--- Recorded information ---

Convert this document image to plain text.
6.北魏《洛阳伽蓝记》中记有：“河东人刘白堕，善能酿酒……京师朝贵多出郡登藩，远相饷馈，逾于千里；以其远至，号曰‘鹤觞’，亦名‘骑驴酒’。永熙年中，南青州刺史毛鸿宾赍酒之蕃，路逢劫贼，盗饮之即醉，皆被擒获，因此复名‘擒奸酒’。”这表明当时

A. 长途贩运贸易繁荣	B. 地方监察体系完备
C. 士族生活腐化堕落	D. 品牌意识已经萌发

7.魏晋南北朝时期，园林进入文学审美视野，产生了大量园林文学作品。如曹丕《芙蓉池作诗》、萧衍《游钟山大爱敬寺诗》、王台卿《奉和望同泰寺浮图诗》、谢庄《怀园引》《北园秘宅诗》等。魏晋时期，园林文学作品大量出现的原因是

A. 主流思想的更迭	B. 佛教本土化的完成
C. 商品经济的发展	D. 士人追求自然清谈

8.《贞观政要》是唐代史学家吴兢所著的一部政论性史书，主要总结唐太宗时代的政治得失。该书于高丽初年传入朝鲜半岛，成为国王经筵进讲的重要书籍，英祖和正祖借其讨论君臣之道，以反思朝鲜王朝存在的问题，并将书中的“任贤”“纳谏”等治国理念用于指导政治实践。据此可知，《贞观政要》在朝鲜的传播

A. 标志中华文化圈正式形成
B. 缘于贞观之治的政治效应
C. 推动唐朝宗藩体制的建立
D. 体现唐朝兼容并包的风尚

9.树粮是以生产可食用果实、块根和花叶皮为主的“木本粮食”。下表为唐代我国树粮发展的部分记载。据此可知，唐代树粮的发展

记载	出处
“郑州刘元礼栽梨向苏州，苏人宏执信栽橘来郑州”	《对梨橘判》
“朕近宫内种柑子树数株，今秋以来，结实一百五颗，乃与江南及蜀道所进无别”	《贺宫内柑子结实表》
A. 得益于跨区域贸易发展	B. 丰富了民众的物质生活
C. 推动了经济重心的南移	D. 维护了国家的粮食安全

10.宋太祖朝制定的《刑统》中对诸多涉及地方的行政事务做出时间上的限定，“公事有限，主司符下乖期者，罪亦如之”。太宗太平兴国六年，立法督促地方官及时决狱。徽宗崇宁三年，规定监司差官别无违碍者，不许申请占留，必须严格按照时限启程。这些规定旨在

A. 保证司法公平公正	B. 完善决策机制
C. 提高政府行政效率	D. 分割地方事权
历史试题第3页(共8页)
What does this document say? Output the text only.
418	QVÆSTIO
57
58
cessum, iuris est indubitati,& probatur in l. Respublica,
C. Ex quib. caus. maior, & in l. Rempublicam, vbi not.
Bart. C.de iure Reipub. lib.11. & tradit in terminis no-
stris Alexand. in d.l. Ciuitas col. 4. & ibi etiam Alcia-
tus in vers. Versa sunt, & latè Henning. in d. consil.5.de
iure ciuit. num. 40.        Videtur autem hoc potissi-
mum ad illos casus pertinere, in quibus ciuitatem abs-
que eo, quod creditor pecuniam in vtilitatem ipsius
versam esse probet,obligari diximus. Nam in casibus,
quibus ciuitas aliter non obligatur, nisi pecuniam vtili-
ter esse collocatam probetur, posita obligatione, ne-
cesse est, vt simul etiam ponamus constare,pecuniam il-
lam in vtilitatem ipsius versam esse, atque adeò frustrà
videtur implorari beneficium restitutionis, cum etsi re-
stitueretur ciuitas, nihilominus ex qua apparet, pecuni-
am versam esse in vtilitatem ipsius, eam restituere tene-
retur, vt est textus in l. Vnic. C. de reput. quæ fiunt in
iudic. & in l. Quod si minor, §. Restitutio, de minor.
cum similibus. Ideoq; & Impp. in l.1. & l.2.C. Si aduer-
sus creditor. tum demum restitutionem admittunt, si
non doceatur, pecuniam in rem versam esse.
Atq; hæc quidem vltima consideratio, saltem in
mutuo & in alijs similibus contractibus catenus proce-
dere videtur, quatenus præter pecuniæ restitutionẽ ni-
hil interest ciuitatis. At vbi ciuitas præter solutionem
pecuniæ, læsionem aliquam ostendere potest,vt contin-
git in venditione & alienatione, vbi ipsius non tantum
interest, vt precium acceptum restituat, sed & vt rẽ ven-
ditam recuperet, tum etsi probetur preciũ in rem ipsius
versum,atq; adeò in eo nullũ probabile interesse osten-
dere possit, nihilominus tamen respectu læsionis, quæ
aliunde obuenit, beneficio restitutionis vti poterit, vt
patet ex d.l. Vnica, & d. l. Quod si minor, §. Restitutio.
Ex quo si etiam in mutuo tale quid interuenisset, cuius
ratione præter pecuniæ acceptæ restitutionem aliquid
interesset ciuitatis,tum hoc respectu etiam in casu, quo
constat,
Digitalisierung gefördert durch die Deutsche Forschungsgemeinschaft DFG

---

What you should do: Only lines with the word "interest" should be collected from the material.

Completed task:
hil interest ciuitatis. At vbi ciuitas præter solutionem
interest, vt precium acceptum restituat, sed & vt rẽ ven-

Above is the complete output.